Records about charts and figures
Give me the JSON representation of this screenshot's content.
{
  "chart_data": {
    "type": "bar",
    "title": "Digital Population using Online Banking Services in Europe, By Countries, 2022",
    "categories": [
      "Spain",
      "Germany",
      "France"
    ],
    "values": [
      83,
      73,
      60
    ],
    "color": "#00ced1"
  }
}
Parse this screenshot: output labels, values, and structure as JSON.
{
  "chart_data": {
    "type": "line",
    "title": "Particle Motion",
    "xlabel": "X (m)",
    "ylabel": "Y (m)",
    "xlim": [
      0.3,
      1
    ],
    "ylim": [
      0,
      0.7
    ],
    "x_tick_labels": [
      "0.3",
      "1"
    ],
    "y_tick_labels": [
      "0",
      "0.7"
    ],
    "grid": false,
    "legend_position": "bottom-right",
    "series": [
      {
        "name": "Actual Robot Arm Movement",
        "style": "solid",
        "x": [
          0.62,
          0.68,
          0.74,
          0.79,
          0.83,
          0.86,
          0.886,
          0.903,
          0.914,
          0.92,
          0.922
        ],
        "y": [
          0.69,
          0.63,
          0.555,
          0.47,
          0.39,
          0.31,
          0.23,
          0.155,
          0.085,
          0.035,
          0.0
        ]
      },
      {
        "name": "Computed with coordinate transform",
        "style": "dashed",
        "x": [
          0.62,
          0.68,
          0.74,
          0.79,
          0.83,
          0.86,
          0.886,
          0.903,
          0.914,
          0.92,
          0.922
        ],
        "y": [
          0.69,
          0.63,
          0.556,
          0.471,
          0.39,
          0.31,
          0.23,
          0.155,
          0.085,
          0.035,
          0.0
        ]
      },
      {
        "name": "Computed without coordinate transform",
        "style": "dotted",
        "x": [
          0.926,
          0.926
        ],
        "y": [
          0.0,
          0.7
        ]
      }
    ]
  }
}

* Task to carry out:
Your task is to reproduce the whole listing exactly.

* Exercise response:
Give me the JSON representation of this screenshot's content.
{
  "chart_data": {
    "type": "bar",
    "title": "Digital Population using Online Banking Services in Europe, By Countries, 2022",
    "categories": [
      "Spain",
      "Germany",
      "France"
    ],
    "values": [
      83,
      73,
      60
    ],
    "color": "#00ced1"
  }
}
Parse this screenshot: output labels, values, and structure as JSON.
{
  "chart_data": {
    "type": "line",
    "title": "Particle Motion",
    "xlabel": "X (m)",
    "ylabel": "Y (m)",
    "xlim": [
      0.3,
      1
    ],
    "ylim": [
      0,
      0.7
    ],
    "x_tick_labels": [
      "0.3",
      "1"
    ],
    "y_tick_labels": [
      "0",
      "0.7"
    ],
    "grid": false,
    "legend_position": "bottom-right",
    "series": [
      {
        "name": "Actual Robot Arm Movement",
        "style": "solid",
        "x": [
          0.62,
          0.68,
          0.74,
          0.79,
          0.83,
          0.86,
          0.886,
          0.903,
          0.914,
          0.92,
          0.922
        ],
        "y": [
          0.69,
          0.63,
          0.555,
          0.47,
          0.39,
          0.31,
          0.23,
          0.155,
          0.085,
          0.035,
          0.0
        ]
      },
      {
        "name": "Computed with coordinate transform",
        "style": "dashed",
        "x": [
          0.62,
          0.68,
          0.74,
          0.79,
          0.83,
          0.86,
          0.886,
          0.903,
          0.914,
          0.92,
          0.922
        ],
        "y": [
          0.69,
          0.63,
          0.556,
          0.471,
          0.39,
          0.31,
          0.23,
          0.155,
          0.085,
          0.035,
          0.0
        ]
      },
      {
        "name": "Computed without coordinate transform",
        "style": "dotted",
        "x": [
          0.926,
          0.926
        ],
        "y": [
          0.0,
          0.7
        ]
      }
    ]
  }
}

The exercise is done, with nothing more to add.